BEGIN Available records

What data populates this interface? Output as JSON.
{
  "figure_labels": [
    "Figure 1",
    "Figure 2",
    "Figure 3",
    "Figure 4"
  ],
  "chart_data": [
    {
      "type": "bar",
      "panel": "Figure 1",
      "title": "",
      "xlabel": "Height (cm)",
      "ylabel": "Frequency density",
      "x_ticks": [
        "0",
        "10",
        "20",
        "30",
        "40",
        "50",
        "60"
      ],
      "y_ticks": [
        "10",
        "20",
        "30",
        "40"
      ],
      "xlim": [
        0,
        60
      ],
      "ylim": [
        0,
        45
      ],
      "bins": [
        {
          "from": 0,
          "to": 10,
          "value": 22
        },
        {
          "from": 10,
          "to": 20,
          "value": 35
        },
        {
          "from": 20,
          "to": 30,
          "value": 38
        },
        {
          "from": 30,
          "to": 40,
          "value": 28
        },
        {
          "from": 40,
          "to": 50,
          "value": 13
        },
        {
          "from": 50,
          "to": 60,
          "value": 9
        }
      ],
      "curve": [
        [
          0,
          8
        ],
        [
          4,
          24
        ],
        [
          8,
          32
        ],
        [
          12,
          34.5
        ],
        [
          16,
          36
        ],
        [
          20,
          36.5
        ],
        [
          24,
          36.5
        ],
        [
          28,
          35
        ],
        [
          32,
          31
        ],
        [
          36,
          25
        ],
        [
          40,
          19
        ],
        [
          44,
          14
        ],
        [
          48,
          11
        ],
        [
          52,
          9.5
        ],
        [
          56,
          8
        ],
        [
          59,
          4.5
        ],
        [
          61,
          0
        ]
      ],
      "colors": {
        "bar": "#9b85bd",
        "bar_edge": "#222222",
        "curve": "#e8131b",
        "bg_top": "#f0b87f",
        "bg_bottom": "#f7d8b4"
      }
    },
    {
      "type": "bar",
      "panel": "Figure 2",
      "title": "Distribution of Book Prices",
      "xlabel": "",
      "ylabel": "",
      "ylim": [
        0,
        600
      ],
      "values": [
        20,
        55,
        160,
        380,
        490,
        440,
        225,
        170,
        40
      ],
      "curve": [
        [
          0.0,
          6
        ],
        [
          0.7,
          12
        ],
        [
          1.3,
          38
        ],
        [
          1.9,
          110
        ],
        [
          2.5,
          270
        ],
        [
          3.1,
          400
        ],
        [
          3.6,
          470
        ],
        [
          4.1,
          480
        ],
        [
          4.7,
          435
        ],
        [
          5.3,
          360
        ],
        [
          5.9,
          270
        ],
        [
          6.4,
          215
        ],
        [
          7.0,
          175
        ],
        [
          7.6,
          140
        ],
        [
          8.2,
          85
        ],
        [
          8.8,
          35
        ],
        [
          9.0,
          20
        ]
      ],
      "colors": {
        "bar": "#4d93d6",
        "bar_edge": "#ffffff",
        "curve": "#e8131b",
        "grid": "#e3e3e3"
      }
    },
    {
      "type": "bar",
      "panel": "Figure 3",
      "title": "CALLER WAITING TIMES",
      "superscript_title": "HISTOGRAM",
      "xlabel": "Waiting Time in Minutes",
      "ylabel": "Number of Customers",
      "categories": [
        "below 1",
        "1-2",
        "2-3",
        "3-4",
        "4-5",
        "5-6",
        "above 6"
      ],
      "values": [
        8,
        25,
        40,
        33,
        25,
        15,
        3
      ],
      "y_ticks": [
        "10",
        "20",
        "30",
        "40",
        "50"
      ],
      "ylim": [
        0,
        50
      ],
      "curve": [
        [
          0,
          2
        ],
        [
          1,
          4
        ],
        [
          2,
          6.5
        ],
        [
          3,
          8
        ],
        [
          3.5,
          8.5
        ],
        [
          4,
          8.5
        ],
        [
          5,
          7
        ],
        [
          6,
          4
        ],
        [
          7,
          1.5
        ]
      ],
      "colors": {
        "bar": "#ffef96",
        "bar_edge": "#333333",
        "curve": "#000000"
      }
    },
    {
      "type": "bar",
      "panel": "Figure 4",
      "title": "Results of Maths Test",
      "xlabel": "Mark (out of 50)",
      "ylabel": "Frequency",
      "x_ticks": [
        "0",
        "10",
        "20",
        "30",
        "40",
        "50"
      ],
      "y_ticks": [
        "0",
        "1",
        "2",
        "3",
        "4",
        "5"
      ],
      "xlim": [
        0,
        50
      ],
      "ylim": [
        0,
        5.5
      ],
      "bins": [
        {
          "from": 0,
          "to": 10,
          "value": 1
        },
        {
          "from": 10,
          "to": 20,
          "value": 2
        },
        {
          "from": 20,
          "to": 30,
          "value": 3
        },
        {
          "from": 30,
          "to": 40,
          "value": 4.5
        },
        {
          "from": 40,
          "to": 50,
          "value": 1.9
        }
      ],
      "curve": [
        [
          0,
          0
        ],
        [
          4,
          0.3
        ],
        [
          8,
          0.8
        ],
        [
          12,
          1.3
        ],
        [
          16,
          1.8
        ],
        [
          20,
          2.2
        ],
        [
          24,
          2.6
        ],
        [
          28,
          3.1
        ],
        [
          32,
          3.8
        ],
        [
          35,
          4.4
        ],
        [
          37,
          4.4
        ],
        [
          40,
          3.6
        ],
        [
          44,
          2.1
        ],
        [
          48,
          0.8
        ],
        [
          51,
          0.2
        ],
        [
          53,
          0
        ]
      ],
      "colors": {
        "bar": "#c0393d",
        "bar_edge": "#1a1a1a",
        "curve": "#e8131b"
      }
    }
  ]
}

END Available records

Repeat every record, keeping each word and mark exactly as it is.

- _Written answer_:
What data populates this interface? Output as JSON.
{
  "figure_labels": [
    "Figure 1",
    "Figure 2",
    "Figure 3",
    "Figure 4"
  ],
  "chart_data": [
    {
      "type": "bar",
      "panel": "Figure 1",
      "title": "",
      "xlabel": "Height (cm)",
      "ylabel": "Frequency density",
      "x_ticks": [
        "0",
        "10",
        "20",
        "30",
        "40",
        "50",
        "60"
      ],
      "y_ticks": [
        "10",
        "20",
        "30",
        "40"
      ],
      "xlim": [
        0,
        60
      ],
      "ylim": [
        0,
        45
      ],
      "bins": [
        {
          "from": 0,
          "to": 10,
          "value": 22
        },
        {
          "from": 10,
          "to": 20,
          "value": 35
        },
        {
          "from": 20,
          "to": 30,
          "value": 38
        },
        {
          "from": 30,
          "to": 40,
          "value": 28
        },
        {
          "from": 40,
          "to": 50,
          "value": 13
        },
        {
          "from": 50,
          "to": 60,
          "value": 9
        }
      ],
      "curve": [
        [
          0,
          8
        ],
        [
          4,
          24
        ],
        [
          8,
          32
        ],
        [
          12,
          34.5
        ],
        [
          16,
          36
        ],
        [
          20,
          36.5
        ],
        [
          24,
          36.5
        ],
        [
          28,
          35
        ],
        [
          32,
          31
        ],
        [
          36,
          25
        ],
        [
          40,
          19
        ],
        [
          44,
          14
        ],
        [
          48,
          11
        ],
        [
          52,
          9.5
        ],
        [
          56,
          8
        ],
        [
          59,
          4.5
        ],
        [
          61,
          0
        ]
      ],
      "colors": {
        "bar": "#9b85bd",
        "bar_edge": "#222222",
        "curve": "#e8131b",
        "bg_top": "#f0b87f",
        "bg_bottom": "#f7d8b4"
      }
    },
    {
      "type": "bar",
      "panel": "Figure 2",
      "title": "Distribution of Book Prices",
      "xlabel": "",
      "ylabel": "",
      "ylim": [
        0,
        600
      ],
      "values": [
        20,
        55,
        160,
        380,
        490,
        440,
        225,
        170,
        40
      ],
      "curve": [
        [
          0.0,
          6
        ],
        [
          0.7,
          12
        ],
        [
          1.3,
          38
        ],
        [
          1.9,
          110
        ],
        [
          2.5,
          270
        ],
        [
          3.1,
          400
        ],
        [
          3.6,
          470
        ],
        [
          4.1,
          480
        ],
        [
          4.7,
          435
        ],
        [
          5.3,
          360
        ],
        [
          5.9,
          270
        ],
        [
          6.4,
          215
        ],
        [
          7.0,
          175
        ],
        [
          7.6,
          140
        ],
        [
          8.2,
          85
        ],
        [
          8.8,
          35
        ],
        [
          9.0,
          20
        ]
      ],
      "colors": {
        "bar": "#4d93d6",
        "bar_edge": "#ffffff",
        "curve": "#e8131b",
        "grid": "#e3e3e3"
      }
    },
    {
      "type": "bar",
      "panel": "Figure 3",
      "title": "CALLER WAITING TIMES",
      "superscript_title": "HISTOGRAM",
      "xlabel": "Waiting Time in Minutes",
      "ylabel": "Number of Customers",
      "categories": [
        "below 1",
        "1-2",
        "2-3",
        "3-4",
        "4-5",
        "5-6",
        "above 6"
      ],
      "values": [
        8,
        25,
        40,
        33,
        25,
        15,
        3
      ],
      "y_ticks": [
        "10",
        "20",
        "30",
        "40",
        "50"
      ],
      "ylim": [
        0,
        50
      ],
      "curve": [
        [
          0,
          2
        ],
        [
          1,
          4
        ],
        [
          2,
          6.5
        ],
        [
          3,
          8
        ],
        [
          3.5,
          8.5
        ],
        [
          4,
          8.5
        ],
        [
          5,
          7
        ],
        [
          6,
          4
        ],
        [
          7,
          1.5
        ]
      ],
      "colors": {
        "bar": "#ffef96",
        "bar_edge": "#333333",
        "curve": "#000000"
      }
    },
    {
      "type": "bar",
      "panel": "Figure 4",
      "title": "Results of Maths Test",
      "xlabel": "Mark (out of 50)",
      "ylabel": "Frequency",
      "x_ticks": [
        "0",
        "10",
        "20",
        "30",
        "40",
        "50"
      ],
      "y_ticks": [
        "0",
        "1",
        "2",
        "3",
        "4",
        "5"
      ],
      "xlim": [
        0,
        50
      ],
      "ylim": [
        0,
        5.5
      ],
      "bins": [
        {
          "from": 0,
          "to": 10,
          "value": 1
        },
        {
          "from": 10,
          "to": 20,
          "value": 2
        },
        {
          "from": 20,
          "to": 30,
          "value": 3
        },
        {
          "from": 30,
          "to": 40,
          "value": 4.5
        },
        {
          "from": 40,
          "to": 50,
          "value": 1.9
        }
      ],
      "curve": [
        [
          0,
          0
        ],
        [
          4,
          0.3
        ],
        [
          8,
          0.8
        ],
        [
          12,
          1.3
        ],
        [
          16,
          1.8
        ],
        [
          20,
          2.2
        ],
        [
          24,
          2.6
        ],
        [
          28,
          3.1
        ],
        [
          32,
          3.8
        ],
        [
          35,
          4.4
        ],
        [
          37,
          4.4
        ],
        [
          40,
          3.6
        ],
        [
          44,
          2.1
        ],
        [
          48,
          0.8
        ],
        [
          51,
          0.2
        ],
        [
          53,
          0
        ]
      ],
      "colors": {
        "bar": "#c0393d",
        "bar_edge": "#1a1a1a",
        "curve": "#e8131b"
      }
    }
  ]
}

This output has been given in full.